GIVEN EXERCISE
Which lines in the records below contain the word "this"? Copy each of them.

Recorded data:
+-------+

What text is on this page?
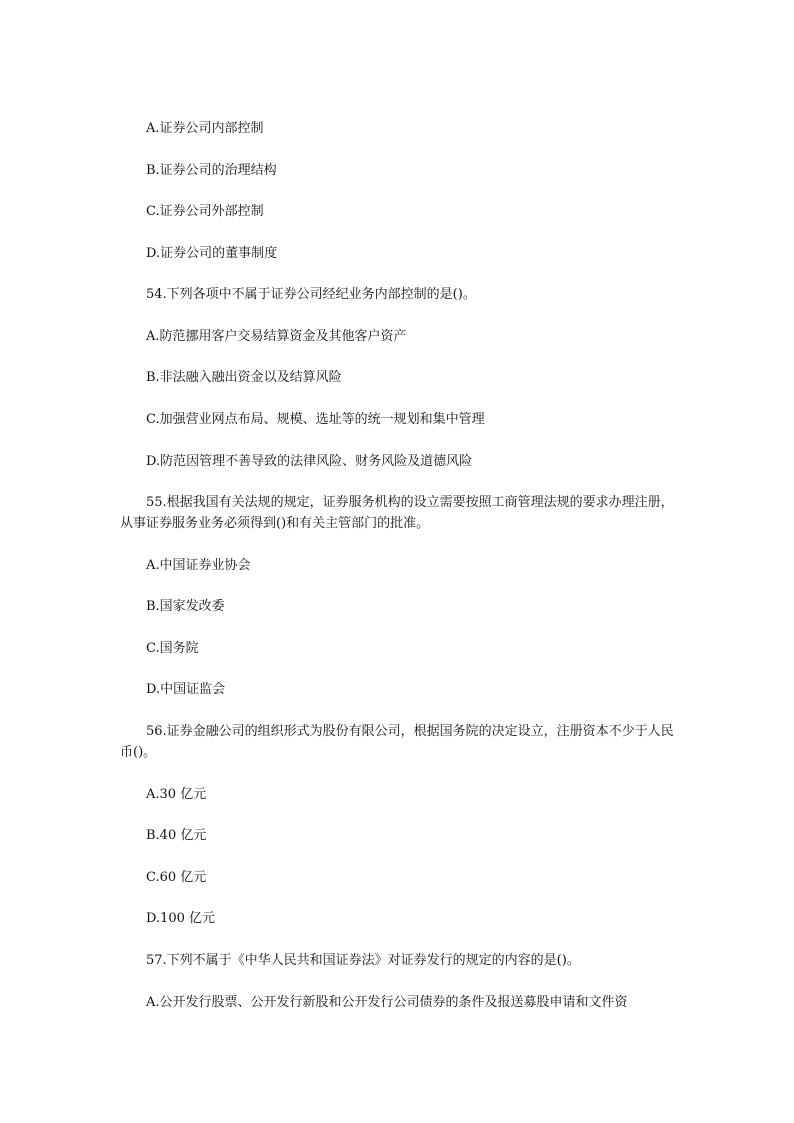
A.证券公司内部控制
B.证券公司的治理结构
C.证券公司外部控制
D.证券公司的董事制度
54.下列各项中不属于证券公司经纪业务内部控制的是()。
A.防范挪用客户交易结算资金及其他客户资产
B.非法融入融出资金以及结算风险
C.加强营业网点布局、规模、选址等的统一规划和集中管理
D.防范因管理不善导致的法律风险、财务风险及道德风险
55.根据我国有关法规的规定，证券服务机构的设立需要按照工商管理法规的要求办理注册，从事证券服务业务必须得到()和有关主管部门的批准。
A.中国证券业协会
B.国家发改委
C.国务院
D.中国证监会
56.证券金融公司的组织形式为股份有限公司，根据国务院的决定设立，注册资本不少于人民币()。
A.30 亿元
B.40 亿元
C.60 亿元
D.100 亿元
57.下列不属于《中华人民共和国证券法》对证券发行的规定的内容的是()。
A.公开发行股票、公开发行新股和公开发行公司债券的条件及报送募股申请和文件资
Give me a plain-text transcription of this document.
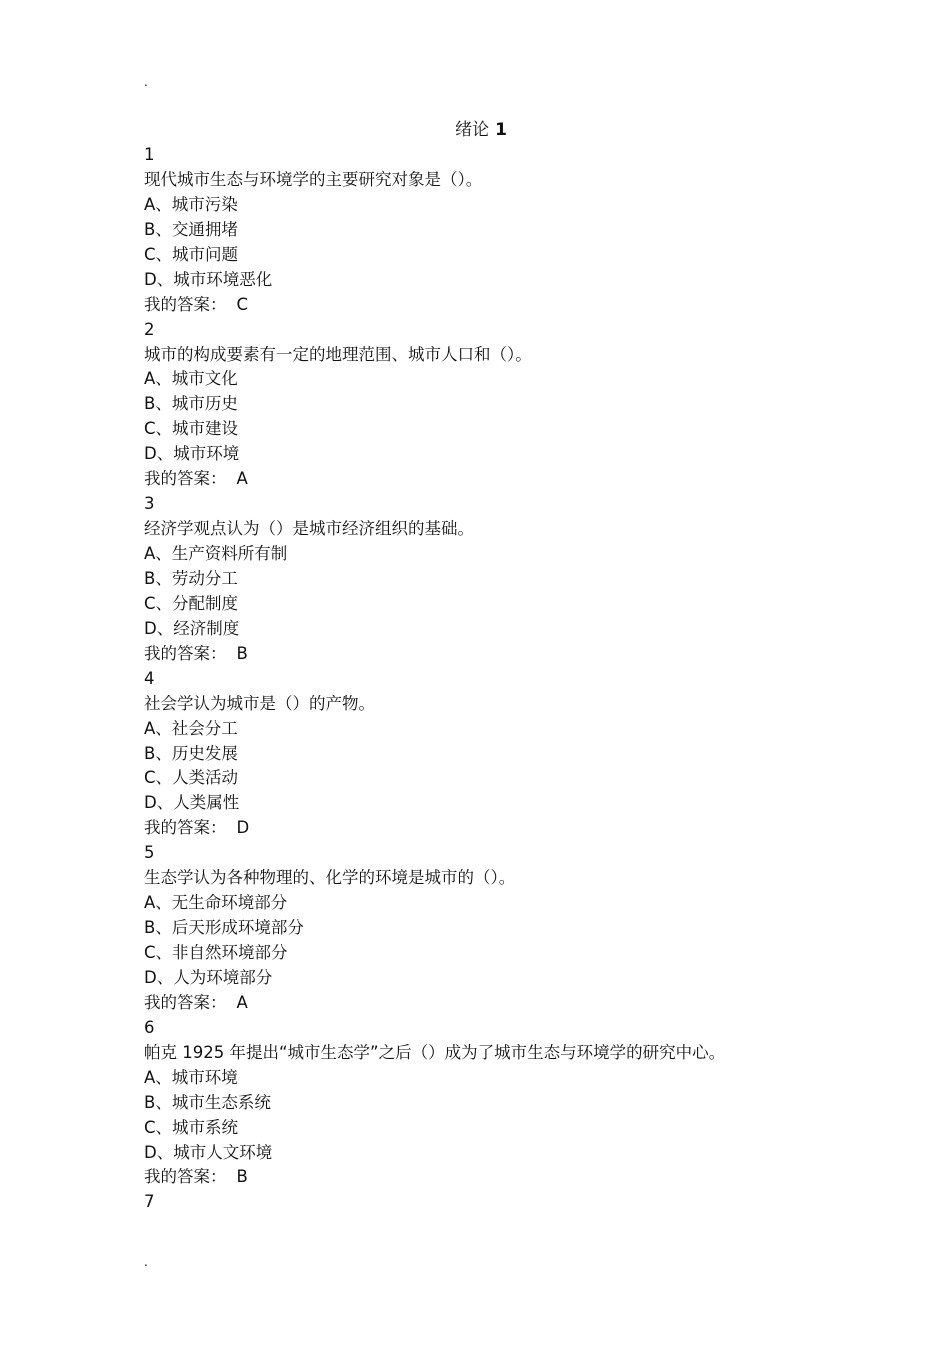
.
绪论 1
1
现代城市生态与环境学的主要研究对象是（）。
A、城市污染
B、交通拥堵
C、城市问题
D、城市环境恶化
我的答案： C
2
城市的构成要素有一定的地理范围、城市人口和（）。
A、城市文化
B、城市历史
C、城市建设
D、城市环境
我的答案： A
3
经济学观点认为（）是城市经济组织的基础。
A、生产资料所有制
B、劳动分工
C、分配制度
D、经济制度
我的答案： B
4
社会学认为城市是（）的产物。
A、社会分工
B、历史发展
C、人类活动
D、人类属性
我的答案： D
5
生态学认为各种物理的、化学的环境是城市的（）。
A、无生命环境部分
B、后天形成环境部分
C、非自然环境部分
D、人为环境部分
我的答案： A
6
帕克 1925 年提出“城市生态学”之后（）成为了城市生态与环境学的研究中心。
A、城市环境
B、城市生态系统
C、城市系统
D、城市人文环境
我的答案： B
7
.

+-------+

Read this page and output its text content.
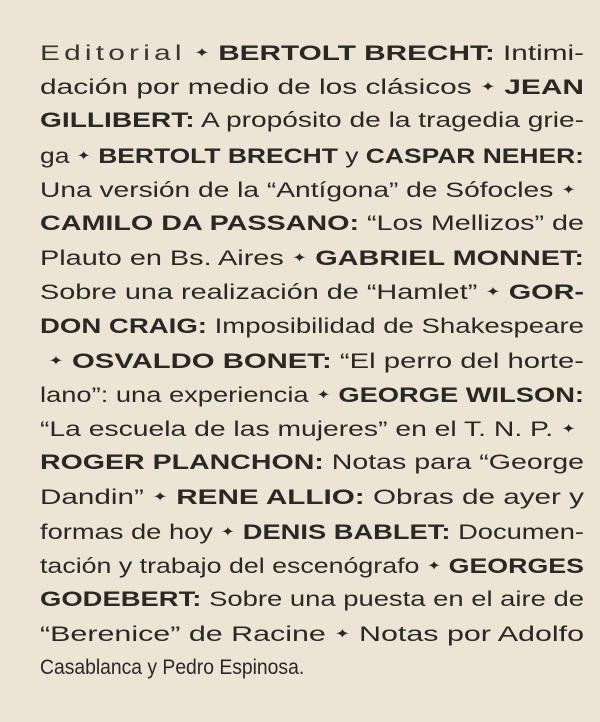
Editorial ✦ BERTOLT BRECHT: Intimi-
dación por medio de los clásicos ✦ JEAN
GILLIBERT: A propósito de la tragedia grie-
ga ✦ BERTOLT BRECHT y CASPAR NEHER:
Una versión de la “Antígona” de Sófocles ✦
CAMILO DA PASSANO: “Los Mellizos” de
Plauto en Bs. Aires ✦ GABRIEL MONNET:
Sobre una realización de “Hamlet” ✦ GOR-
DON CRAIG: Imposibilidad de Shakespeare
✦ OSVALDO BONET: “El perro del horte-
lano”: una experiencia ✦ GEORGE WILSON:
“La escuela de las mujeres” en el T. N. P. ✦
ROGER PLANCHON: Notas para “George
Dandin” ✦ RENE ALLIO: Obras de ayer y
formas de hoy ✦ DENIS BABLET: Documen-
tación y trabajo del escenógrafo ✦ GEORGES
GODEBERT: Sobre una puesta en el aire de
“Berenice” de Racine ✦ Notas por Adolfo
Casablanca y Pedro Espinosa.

+-------+

REPLY TO THE EXERCISE
What text is on this page?
Give me a plain-text transcription of this document.
Read this page and output its text content.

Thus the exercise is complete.